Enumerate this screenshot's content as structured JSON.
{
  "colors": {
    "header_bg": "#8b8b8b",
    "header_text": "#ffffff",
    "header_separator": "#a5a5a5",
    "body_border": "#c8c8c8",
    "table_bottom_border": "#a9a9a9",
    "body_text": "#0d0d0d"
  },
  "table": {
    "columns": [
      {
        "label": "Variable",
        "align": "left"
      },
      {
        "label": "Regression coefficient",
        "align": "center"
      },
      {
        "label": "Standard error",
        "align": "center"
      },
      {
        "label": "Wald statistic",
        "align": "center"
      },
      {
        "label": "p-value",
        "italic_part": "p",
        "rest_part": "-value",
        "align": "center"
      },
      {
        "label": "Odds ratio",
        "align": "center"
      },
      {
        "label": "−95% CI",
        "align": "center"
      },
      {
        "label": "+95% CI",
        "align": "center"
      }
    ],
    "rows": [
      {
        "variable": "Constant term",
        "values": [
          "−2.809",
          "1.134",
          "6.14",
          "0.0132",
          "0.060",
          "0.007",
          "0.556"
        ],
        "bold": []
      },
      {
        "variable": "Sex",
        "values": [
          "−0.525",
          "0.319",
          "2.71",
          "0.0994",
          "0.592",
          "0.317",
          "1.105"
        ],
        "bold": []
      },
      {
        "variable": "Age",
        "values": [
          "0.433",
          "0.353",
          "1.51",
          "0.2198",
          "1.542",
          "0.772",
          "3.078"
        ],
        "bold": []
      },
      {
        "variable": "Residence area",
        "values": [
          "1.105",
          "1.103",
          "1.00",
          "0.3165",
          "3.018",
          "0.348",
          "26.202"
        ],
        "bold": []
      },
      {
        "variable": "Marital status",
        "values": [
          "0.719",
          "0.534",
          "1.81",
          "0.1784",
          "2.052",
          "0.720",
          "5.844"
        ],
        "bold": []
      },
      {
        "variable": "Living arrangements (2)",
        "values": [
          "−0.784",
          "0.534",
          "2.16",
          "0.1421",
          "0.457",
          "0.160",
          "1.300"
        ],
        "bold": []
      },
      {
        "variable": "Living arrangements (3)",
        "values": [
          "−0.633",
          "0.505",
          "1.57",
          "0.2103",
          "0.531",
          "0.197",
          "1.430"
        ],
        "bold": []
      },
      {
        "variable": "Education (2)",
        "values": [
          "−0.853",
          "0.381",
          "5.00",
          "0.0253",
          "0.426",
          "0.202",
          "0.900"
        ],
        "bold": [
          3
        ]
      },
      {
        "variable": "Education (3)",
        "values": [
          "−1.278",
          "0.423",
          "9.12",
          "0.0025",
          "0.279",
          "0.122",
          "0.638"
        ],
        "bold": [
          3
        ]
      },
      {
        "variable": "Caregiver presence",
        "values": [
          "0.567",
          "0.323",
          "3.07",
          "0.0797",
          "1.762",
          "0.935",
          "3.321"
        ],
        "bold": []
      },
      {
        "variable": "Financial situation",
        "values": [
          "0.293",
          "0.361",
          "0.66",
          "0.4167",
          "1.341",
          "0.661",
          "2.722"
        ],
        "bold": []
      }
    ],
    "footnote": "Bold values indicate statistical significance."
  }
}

§ What you have to do
Of the lines above, how many contain the word "Living"? Provide the number and nothing else.

§ Result of this task
2